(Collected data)

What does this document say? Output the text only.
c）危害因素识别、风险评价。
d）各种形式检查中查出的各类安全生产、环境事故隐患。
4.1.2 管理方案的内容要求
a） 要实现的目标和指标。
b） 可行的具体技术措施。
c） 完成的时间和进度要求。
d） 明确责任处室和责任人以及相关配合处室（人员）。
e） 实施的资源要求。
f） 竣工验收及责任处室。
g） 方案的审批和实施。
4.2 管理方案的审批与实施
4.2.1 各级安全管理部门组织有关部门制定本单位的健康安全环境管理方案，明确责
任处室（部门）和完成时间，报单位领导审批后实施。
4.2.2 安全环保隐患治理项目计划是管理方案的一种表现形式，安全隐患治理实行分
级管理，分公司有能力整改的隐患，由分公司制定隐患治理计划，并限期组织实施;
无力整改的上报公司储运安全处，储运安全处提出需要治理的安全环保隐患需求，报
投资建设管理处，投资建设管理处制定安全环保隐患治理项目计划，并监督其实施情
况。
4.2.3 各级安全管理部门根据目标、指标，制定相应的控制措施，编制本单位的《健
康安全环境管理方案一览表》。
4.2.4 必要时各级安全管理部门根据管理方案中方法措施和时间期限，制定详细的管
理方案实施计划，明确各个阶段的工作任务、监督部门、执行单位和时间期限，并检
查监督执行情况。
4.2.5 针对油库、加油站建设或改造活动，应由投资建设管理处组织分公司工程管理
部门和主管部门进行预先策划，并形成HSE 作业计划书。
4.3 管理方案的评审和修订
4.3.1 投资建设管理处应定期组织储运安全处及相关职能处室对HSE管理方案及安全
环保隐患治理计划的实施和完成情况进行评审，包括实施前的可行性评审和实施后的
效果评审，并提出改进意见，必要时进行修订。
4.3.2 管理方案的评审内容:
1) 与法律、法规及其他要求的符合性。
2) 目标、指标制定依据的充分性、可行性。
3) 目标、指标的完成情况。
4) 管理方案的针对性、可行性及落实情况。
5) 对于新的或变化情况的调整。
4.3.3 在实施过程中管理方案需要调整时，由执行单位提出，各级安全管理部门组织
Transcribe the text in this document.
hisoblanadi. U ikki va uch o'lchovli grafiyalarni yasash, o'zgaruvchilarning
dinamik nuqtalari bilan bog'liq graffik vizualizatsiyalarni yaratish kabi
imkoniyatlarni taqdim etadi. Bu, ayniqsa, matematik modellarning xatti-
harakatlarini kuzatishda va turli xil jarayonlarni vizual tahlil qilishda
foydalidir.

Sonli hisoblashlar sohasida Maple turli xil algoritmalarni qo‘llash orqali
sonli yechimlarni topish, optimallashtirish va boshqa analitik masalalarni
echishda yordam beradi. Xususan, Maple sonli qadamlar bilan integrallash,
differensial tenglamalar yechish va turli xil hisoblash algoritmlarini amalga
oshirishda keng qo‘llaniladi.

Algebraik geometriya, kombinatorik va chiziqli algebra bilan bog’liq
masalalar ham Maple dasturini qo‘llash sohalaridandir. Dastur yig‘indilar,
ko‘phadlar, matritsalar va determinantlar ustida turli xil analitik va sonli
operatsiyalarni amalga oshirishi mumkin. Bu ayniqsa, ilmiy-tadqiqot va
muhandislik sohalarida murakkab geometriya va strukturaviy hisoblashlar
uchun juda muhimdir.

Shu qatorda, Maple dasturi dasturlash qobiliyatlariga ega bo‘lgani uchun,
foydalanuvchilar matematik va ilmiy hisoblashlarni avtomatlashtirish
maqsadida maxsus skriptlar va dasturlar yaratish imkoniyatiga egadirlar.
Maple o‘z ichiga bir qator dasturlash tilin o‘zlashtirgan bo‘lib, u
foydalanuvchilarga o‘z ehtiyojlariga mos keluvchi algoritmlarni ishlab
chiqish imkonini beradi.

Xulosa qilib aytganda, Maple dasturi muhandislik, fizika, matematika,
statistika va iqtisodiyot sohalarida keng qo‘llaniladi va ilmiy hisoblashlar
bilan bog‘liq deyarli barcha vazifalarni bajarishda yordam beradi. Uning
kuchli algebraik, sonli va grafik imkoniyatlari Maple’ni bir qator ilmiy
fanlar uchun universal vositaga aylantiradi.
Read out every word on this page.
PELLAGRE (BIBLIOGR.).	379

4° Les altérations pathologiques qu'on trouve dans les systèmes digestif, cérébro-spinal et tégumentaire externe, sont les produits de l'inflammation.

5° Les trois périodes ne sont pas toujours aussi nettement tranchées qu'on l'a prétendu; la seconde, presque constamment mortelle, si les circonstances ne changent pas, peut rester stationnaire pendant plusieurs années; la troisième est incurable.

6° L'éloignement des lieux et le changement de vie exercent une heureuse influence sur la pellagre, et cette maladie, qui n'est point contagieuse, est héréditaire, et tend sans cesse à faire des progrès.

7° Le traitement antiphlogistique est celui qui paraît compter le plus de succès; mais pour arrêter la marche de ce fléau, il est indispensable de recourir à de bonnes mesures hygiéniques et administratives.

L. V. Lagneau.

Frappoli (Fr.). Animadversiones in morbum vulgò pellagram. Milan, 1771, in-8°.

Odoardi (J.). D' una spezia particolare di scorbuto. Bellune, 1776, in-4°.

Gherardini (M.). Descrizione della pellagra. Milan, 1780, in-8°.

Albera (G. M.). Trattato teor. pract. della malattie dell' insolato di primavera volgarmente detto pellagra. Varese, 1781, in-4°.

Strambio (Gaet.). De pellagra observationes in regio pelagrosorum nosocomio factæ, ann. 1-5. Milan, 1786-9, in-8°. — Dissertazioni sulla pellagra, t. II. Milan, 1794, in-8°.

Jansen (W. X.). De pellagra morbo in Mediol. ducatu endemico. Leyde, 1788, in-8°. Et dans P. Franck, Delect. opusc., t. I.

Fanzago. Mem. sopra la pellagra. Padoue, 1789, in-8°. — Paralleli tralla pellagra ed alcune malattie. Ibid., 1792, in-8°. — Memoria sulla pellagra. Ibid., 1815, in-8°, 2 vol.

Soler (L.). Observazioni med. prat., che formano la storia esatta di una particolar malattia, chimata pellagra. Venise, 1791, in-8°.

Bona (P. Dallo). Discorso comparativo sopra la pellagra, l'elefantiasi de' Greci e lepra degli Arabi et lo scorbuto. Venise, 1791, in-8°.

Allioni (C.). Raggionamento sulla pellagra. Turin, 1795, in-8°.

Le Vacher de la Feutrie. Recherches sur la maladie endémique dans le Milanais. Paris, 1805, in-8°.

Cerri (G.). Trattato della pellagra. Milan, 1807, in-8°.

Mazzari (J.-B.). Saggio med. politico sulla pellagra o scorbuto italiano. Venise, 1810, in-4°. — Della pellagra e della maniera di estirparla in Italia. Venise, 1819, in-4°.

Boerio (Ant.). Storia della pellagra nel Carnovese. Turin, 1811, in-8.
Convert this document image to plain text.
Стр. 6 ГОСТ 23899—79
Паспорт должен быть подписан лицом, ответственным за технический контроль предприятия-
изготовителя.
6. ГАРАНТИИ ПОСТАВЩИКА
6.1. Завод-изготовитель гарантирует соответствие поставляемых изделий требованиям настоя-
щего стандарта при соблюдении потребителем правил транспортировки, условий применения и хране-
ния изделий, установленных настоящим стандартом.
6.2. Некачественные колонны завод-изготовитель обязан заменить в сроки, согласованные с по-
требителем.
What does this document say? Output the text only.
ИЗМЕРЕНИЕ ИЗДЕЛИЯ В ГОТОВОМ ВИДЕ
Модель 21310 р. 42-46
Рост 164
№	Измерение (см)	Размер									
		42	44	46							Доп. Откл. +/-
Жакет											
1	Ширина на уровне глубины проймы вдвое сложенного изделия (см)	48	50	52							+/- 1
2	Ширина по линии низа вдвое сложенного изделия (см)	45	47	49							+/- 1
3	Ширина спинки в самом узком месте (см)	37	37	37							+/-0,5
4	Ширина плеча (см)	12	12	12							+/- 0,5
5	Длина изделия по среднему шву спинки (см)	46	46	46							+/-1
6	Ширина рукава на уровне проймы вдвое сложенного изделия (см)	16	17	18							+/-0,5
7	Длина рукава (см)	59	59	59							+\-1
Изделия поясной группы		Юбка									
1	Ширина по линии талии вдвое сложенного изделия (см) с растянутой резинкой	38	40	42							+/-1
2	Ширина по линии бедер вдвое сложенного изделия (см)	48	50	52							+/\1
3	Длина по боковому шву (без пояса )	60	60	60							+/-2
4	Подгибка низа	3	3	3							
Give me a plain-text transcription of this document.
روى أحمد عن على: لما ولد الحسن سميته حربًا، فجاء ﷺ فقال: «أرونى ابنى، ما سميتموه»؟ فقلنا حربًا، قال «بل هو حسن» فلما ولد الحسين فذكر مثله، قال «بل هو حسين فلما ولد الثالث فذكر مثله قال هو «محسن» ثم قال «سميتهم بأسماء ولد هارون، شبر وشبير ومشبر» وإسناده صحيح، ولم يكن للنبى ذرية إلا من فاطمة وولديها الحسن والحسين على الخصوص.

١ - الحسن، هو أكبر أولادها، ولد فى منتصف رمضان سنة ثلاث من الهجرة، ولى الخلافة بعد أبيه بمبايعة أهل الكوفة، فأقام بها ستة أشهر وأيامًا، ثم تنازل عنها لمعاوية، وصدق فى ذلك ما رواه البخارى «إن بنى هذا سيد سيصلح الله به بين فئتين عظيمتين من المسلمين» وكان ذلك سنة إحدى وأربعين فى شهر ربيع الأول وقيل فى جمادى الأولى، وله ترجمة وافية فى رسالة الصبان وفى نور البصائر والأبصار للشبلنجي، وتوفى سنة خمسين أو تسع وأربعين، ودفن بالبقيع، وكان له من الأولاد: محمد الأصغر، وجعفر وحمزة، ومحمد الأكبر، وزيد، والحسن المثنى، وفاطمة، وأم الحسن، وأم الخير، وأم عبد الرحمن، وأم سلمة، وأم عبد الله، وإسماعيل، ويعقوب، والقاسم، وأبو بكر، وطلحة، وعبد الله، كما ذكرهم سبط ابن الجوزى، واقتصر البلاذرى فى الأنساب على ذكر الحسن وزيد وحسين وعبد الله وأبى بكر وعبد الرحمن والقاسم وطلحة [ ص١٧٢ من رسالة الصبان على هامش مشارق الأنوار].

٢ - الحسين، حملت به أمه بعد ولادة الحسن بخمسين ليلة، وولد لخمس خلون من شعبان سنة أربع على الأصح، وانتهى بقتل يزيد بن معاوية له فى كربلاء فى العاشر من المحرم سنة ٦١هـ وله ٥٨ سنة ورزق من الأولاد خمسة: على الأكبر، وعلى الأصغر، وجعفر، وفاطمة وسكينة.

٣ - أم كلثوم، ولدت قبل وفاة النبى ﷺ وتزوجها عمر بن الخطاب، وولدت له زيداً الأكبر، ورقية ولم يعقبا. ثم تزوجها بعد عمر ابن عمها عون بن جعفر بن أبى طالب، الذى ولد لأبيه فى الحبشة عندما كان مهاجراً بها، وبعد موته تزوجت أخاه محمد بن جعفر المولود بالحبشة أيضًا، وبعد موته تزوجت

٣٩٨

**Task details:**
Copy every line in the listing above where the string "this" turns up.

**Result below:**
What does this document say? Output the text only.
Transcribe the text in this document.
Read out every word on this page.
Convert this document image to plain text.
What does this document say? Output the text only.
Give me a plain-text transcription of this document.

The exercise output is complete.